— start —
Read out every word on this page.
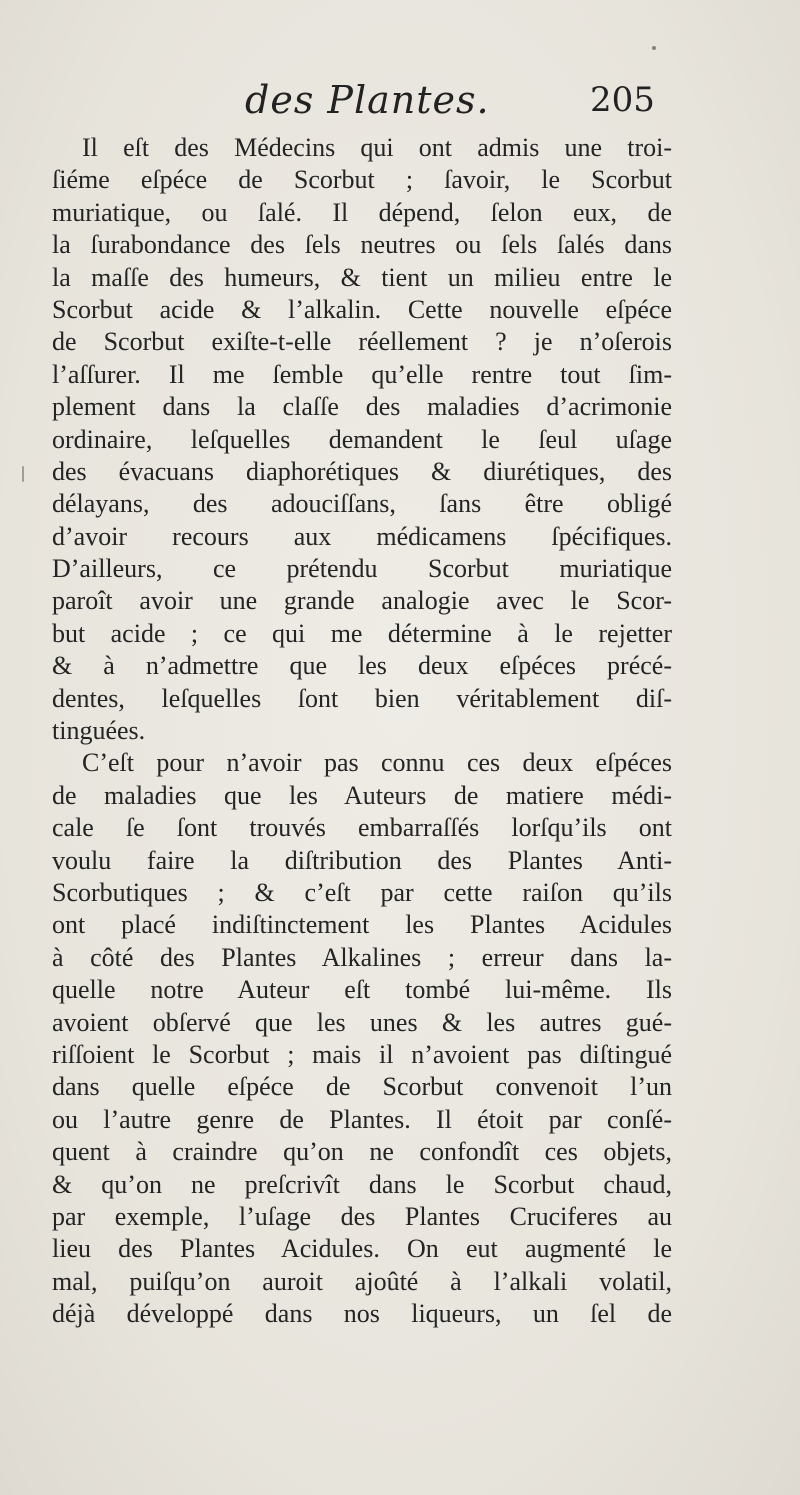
des Plantes.	205
Il eſt des Médecins qui ont admis une troi-
ſiéme eſpéce de Scorbut ; ſavoir, le Scorbut
muriatique, ou ſalé. Il dépend, ſelon eux, de
la ſurabondance des ſels neutres ou ſels ſalés dans
la maſſe des humeurs, & tient un milieu entre le
Scorbut acide & l’alkalin. Cette nouvelle eſpéce
de Scorbut exiſte-t-elle réellement ? je n’oſerois
l’aſſurer. Il me ſemble qu’elle rentre tout ſim-
plement dans la claſſe des maladies d’acrimonie
ordinaire, leſquelles demandent le ſeul uſage
des évacuans diaphorétiques & diurétiques, des
délayans, des adouciſſans, ſans être obligé
d’avoir recours aux médicamens ſpécifiques.
D’ailleurs, ce prétendu Scorbut muriatique
paroît avoir une grande analogie avec le Scor-
but acide ; ce qui me détermine à le rejetter
& à n’admettre que les deux eſpéces précé-
dentes, leſquelles ſont bien véritablement diſ-
tinguées.
C’eſt pour n’avoir pas connu ces deux eſpéces
de maladies que les Auteurs de matiere médi-
cale ſe ſont trouvés embarraſſés lorſqu’ils ont
voulu faire la diſtribution des Plantes Anti-
Scorbutiques ; & c’eſt par cette raiſon qu’ils
ont placé indiſtinctement les Plantes Acidules
à côté des Plantes Alkalines ; erreur dans la-
quelle notre Auteur eſt tombé lui-même. Ils
avoient obſervé que les unes & les autres gué-
riſſoient le Scorbut ; mais il n’avoient pas diſtingué
dans quelle eſpéce de Scorbut convenoit l’un
ou l’autre genre de Plantes. Il étoit par conſé-
quent à craindre qu’on ne confondît ces objets,
& qu’on ne preſcrivît dans le Scorbut chaud,
par exemple, l’uſage des Plantes Cruciferes au
lieu des Plantes Acidules. On eut augmenté le
mal, puiſqu’on auroit ajoûté à l’alkali volatil,
déjà développé dans nos liqueurs, un ſel de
— end —
Show every line that contains the word "dans".

**EXERCISE RESULT:**
la ſurabondance des ſels neutres ou ſels ſalés dans
plement dans la claſſe des maladies d’acrimonie
à côté des Plantes Alkalines ; erreur dans la-
dans quelle eſpéce de Scorbut convenoit l’un
& qu’on ne preſcrivît dans le Scorbut chaud,
déjà développé dans nos liqueurs, un ſel de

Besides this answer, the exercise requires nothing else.